··· Raw data ···
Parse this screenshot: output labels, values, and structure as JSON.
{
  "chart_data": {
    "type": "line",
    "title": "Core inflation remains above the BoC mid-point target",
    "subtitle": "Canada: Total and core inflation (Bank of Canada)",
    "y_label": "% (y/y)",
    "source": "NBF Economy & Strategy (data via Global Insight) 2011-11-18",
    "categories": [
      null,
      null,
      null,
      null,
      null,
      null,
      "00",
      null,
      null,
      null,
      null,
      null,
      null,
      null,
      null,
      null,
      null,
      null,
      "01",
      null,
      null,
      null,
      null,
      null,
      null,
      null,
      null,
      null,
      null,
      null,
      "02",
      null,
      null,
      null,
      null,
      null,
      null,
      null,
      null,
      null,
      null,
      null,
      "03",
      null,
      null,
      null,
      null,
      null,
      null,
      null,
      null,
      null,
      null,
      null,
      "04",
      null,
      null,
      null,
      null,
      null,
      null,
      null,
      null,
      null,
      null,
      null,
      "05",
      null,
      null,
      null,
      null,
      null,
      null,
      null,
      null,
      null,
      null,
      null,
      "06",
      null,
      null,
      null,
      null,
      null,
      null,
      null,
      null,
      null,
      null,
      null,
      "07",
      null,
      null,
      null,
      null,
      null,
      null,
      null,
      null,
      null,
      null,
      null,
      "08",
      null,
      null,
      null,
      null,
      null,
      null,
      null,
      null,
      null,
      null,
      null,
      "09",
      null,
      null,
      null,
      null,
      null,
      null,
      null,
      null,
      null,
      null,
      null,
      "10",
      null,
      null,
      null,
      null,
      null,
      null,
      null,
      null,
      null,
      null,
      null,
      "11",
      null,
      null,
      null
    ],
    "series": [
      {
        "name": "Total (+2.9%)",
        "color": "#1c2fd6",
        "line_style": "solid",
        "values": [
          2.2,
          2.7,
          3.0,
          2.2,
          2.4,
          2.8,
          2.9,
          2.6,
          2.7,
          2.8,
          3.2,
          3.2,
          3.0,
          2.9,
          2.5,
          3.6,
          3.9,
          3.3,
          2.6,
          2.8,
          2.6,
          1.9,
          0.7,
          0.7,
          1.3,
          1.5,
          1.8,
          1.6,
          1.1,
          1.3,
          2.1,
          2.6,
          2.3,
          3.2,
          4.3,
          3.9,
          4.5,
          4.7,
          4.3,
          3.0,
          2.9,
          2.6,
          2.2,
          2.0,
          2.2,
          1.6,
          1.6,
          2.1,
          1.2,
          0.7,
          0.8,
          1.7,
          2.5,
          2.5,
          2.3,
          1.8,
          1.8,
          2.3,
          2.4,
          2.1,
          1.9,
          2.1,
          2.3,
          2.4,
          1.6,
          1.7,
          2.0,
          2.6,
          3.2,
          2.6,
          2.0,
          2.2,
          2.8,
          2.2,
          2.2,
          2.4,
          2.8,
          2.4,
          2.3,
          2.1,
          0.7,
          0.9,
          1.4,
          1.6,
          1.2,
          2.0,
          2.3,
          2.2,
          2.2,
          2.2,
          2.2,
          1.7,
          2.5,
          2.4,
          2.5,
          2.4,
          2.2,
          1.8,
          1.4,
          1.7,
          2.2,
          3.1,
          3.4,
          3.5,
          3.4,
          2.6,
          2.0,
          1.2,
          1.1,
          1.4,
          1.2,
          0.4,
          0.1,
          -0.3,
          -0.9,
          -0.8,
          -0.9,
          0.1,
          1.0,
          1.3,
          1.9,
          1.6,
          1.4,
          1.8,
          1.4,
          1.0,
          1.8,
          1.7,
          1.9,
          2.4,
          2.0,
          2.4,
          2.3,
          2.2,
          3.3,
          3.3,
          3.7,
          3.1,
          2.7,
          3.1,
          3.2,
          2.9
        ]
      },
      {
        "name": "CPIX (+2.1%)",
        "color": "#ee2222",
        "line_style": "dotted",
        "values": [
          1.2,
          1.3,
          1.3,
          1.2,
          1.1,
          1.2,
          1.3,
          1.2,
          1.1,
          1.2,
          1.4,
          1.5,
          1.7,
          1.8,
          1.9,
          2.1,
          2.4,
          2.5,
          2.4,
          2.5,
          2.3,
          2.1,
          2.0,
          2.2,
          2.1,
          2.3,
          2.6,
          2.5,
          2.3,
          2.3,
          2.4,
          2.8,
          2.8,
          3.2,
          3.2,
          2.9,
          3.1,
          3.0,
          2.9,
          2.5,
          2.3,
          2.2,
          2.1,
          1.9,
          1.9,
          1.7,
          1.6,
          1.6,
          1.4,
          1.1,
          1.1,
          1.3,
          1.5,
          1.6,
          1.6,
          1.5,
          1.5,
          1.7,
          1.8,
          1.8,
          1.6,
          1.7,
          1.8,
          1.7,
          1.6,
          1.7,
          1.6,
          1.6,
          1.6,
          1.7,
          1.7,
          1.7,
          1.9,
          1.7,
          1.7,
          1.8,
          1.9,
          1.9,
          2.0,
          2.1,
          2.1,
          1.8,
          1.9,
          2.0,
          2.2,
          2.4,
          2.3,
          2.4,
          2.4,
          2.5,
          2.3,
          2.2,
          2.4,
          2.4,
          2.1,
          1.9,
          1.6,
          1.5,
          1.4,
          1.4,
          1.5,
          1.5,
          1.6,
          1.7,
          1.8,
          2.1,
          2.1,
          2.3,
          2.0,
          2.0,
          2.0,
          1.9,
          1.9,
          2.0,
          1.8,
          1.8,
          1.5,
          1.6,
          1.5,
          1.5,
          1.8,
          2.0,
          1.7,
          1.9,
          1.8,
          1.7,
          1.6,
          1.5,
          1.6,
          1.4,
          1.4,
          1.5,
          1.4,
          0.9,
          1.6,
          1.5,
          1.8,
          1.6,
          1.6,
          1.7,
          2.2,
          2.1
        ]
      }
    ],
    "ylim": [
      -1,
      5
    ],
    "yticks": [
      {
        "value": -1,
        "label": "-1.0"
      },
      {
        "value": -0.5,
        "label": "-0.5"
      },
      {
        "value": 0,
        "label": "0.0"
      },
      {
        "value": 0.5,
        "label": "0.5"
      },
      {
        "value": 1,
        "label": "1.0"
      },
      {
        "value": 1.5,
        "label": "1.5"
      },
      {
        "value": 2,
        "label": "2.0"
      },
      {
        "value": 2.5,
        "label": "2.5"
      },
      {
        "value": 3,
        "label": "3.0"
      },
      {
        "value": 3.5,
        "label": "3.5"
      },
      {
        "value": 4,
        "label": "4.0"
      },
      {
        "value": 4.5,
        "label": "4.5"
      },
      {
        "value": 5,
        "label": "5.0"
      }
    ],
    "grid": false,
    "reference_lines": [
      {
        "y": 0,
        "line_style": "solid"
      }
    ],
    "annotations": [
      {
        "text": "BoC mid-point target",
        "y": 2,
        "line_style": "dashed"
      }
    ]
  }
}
···
**What the task asks**
Go through the records and gather the lines that hold "target".

**Task output**
    "title": "Core inflation remains above the BoC mid-point target",
        "text": "BoC mid-point target",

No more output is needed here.